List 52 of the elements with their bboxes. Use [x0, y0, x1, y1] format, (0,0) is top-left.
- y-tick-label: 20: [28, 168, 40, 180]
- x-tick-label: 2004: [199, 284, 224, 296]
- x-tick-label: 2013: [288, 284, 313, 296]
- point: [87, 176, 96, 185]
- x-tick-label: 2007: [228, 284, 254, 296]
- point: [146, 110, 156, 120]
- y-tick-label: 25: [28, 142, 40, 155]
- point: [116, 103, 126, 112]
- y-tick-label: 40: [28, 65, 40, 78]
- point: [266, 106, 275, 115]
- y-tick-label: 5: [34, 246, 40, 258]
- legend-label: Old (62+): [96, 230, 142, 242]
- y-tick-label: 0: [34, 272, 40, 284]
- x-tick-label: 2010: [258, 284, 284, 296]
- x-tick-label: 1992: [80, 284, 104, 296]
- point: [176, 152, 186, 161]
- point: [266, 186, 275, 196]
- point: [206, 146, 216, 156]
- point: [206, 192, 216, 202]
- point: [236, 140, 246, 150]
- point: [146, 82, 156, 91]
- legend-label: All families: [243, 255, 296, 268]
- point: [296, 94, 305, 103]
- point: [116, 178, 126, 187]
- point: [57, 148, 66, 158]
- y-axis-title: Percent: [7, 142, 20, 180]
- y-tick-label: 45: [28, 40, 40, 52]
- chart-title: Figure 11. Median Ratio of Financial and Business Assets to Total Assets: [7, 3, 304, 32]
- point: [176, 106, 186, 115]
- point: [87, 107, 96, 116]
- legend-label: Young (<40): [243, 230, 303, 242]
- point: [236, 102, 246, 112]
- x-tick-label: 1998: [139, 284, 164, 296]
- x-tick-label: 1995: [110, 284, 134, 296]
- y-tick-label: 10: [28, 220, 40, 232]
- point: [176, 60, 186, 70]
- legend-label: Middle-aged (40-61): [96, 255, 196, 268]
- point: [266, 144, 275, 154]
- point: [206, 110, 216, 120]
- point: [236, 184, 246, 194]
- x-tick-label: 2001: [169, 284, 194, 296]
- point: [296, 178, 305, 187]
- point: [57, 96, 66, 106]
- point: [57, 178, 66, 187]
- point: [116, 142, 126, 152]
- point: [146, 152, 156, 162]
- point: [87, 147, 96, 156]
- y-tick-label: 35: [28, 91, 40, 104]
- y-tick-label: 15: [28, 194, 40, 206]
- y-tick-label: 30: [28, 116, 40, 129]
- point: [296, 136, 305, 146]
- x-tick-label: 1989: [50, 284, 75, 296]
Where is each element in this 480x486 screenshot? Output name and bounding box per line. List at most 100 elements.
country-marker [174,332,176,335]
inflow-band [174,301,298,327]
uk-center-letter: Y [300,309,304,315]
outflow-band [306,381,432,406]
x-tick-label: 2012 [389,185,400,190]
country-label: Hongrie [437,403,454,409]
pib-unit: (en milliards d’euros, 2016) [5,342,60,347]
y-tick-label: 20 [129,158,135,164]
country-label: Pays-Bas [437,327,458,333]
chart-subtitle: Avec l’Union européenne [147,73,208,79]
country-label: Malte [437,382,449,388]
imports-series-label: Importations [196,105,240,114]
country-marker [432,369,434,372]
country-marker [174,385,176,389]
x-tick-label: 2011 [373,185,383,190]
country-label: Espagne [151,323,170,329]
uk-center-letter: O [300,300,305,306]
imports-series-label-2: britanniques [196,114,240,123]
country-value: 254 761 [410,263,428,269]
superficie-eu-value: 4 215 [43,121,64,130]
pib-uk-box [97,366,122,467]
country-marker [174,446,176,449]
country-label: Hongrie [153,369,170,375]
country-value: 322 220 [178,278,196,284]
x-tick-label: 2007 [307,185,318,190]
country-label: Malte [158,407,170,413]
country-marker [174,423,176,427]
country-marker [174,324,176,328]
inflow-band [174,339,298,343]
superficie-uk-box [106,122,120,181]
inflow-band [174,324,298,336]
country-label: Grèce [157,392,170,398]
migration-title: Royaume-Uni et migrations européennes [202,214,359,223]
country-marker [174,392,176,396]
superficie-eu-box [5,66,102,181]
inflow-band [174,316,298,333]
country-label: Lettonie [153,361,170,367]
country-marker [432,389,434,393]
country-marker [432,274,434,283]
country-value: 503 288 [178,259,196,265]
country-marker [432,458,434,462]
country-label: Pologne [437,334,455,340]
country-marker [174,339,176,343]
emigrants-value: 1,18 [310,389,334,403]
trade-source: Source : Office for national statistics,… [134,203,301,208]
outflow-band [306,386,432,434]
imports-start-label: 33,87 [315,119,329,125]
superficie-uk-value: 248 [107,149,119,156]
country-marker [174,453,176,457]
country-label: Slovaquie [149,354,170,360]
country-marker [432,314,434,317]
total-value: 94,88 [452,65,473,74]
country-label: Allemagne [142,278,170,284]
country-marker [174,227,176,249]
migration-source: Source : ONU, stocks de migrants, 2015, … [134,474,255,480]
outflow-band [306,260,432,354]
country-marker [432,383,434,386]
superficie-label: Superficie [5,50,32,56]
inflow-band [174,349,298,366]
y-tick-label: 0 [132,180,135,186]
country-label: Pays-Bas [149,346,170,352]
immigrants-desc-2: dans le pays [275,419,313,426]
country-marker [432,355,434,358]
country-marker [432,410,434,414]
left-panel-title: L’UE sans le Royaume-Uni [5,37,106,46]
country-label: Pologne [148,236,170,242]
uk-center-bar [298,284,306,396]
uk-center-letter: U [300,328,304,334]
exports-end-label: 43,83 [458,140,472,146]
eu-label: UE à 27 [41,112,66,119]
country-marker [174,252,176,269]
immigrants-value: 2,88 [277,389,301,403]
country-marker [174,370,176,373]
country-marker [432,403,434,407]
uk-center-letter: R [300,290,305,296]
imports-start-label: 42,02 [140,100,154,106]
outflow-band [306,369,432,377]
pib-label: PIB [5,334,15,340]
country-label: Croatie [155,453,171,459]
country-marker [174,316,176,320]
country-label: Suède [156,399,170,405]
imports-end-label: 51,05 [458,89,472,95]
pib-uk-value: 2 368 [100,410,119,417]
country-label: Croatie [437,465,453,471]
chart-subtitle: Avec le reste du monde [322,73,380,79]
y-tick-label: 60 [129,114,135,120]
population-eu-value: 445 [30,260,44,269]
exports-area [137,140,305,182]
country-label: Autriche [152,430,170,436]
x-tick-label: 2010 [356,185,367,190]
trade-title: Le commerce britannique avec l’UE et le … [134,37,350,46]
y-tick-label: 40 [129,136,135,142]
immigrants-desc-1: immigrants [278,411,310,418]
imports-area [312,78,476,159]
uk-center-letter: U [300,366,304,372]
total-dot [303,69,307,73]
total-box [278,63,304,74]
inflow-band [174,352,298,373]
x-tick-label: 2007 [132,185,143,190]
··········
DO THIS:
Copy out every line of the records above word for word, with nothing changed, added, or left out.

FINAL RESULT:
List 52 of the elements with their bboxes. Use [x0, y0, x1, y1] format, (0,0) is top-left.
- y-tick-label: 20: [28, 168, 40, 180]
- x-tick-label: 2004: [199, 284, 224, 296]
- x-tick-label: 2013: [288, 284, 313, 296]
- point: [87, 176, 96, 185]
- x-tick-label: 2007: [228, 284, 254, 296]
- point: [146, 110, 156, 120]
- y-tick-label: 25: [28, 142, 40, 155]
- point: [116, 103, 126, 112]
- y-tick-label: 40: [28, 65, 40, 78]
- point: [266, 106, 275, 115]
- y-tick-label: 5: [34, 246, 40, 258]
- legend-label: Old (62+): [96, 230, 142, 242]
- y-tick-label: 0: [34, 272, 40, 284]
- x-tick-label: 2010: [258, 284, 284, 296]
- x-tick-label: 1992: [80, 284, 104, 296]
- point: [176, 152, 186, 161]
- point: [266, 186, 275, 196]
- point: [206, 146, 216, 156]
- point: [206, 192, 216, 202]
- point: [236, 140, 246, 150]
- point: [146, 82, 156, 91]
- legend-label: All families: [243, 255, 296, 268]
- point: [296, 94, 305, 103]
- point: [116, 178, 126, 187]
- point: [57, 148, 66, 158]
- y-axis-title: Percent: [7, 142, 20, 180]
- y-tick-label: 45: [28, 40, 40, 52]
- chart-title: Figure 11. Median Ratio of Financial and Business Assets to Total Assets: [7, 3, 304, 32]
- point: [176, 106, 186, 115]
- point: [87, 107, 96, 116]
- legend-label: Young (<40): [243, 230, 303, 242]
- point: [236, 102, 246, 112]
- x-tick-label: 1998: [139, 284, 164, 296]
- x-tick-label: 1995: [110, 284, 134, 296]
- y-tick-label: 10: [28, 220, 40, 232]
- point: [176, 60, 186, 70]
- legend-label: Middle-aged (40-61): [96, 255, 196, 268]
- point: [266, 144, 275, 154]
- point: [206, 110, 216, 120]
- point: [236, 184, 246, 194]
- x-tick-label: 2001: [169, 284, 194, 296]
- point: [296, 178, 305, 187]
- point: [57, 96, 66, 106]
- point: [57, 178, 66, 187]
- point: [116, 142, 126, 152]
- point: [146, 152, 156, 162]
- point: [87, 147, 96, 156]
- y-tick-label: 35: [28, 91, 40, 104]
- y-tick-label: 15: [28, 194, 40, 206]
- y-tick-label: 30: [28, 116, 40, 129]
- point: [296, 136, 305, 146]
- x-tick-label: 1989: [50, 284, 75, 296]
Where is each element in this 480x486 screenshot? Output name and bounding box per line. List at most 100 elements.
country-marker [174,332,176,335]
inflow-band [174,301,298,327]
uk-center-letter: Y [300,309,304,315]
outflow-band [306,381,432,406]
x-tick-label: 2012 [389,185,400,190]
country-label: Hongrie [437,403,454,409]
pib-unit: (en milliards d’euros, 2016) [5,342,60,347]
y-tick-label: 20 [129,158,135,164]
country-label: Pays-Bas [437,327,458,333]
chart-subtitle: Avec l’Union européenne [147,73,208,79]
country-label: Malte [437,382,449,388]
imports-series-label: Importations [196,105,240,114]
country-marker [432,369,434,372]
country-marker [174,385,176,389]
x-tick-label: 2011 [373,185,383,190]
country-label: Espagne [151,323,170,329]
uk-center-letter: O [300,300,305,306]
imports-series-label-2: britanniques [196,114,240,123]
country-value: 254 761 [410,263,428,269]
superficie-eu-value: 4 215 [43,121,64,130]
pib-uk-box [97,366,122,467]
country-marker [174,446,176,449]
country-label: Hongrie [153,369,170,375]
country-value: 322 220 [178,278,196,284]
x-tick-label: 2007 [307,185,318,190]
country-label: Malte [158,407,170,413]
country-marker [174,423,176,427]
country-marker [174,324,176,328]
inflow-band [174,339,298,343]
superficie-uk-box [106,122,120,181]
inflow-band [174,324,298,336]
country-label: Grèce [157,392,170,398]
migration-title: Royaume-Uni et migrations européennes [202,214,359,223]
country-marker [174,392,176,396]
superficie-eu-box [5,66,102,181]
inflow-band [174,316,298,333]
country-label: Lettonie [153,361,170,367]
country-marker [432,389,434,393]
country-marker [432,274,434,283]
country-value: 503 288 [178,259,196,265]
country-marker [432,458,434,462]
country-label: Pologne [437,334,455,340]
country-marker [174,339,176,343]
emigrants-value: 1,18 [310,389,334,403]
trade-source: Source : Office for national statistics,… [134,203,301,208]
outflow-band [306,386,432,434]
imports-start-label: 33,87 [315,119,329,125]
superficie-uk-value: 248 [107,149,119,156]
country-marker [174,453,176,457]
country-label: Slovaquie [149,354,170,360]
country-marker [432,314,434,317]
total-value: 94,88 [452,65,473,74]
country-label: Allemagne [142,278,170,284]
country-marker [174,227,176,249]
migration-source: Source : ONU, stocks de migrants, 2015, … [134,474,255,480]
outflow-band [306,260,432,354]
country-marker [432,383,434,386]
superficie-label: Superficie [5,50,32,56]
inflow-band [174,349,298,366]
y-tick-label: 0 [132,180,135,186]
country-label: Pays-Bas [149,346,170,352]
immigrants-desc-2: dans le pays [275,419,313,426]
country-marker [432,355,434,358]
country-marker [432,410,434,414]
left-panel-title: L’UE sans le Royaume-Uni [5,37,106,46]
country-label: Pologne [148,236,170,242]
uk-center-bar [298,284,306,396]
uk-center-letter: U [300,328,304,334]
exports-end-label: 43,83 [458,140,472,146]
eu-label: UE à 27 [41,112,66,119]
country-marker [174,252,176,269]
immigrants-value: 2,88 [277,389,301,403]
country-marker [174,370,176,373]
country-marker [432,403,434,407]
uk-center-letter: R [300,290,305,296]
imports-start-label: 42,02 [140,100,154,106]
outflow-band [306,369,432,377]
pib-label: PIB [5,334,15,340]
country-label: Croatie [155,453,171,459]
country-marker [174,316,176,320]
country-label: Suède [156,399,170,405]
imports-end-label: 51,05 [458,89,472,95]
pib-uk-value: 2 368 [100,410,119,417]
country-label: Croatie [437,465,453,471]
chart-subtitle: Avec le reste du monde [322,73,380,79]
y-tick-label: 60 [129,114,135,120]
population-eu-value: 445 [30,260,44,269]
exports-area [137,140,305,182]
country-label: Autriche [152,430,170,436]
x-tick-label: 2010 [356,185,367,190]
trade-title: Le commerce britannique avec l’UE et le … [134,37,350,46]
y-tick-label: 40 [129,136,135,142]
immigrants-desc-1: immigrants [278,411,310,418]
imports-area [312,78,476,159]
uk-center-letter: U [300,366,304,372]
total-dot [303,69,307,73]
total-box [278,63,304,74]
inflow-band [174,352,298,373]
x-tick-label: 2007 [132,185,143,190]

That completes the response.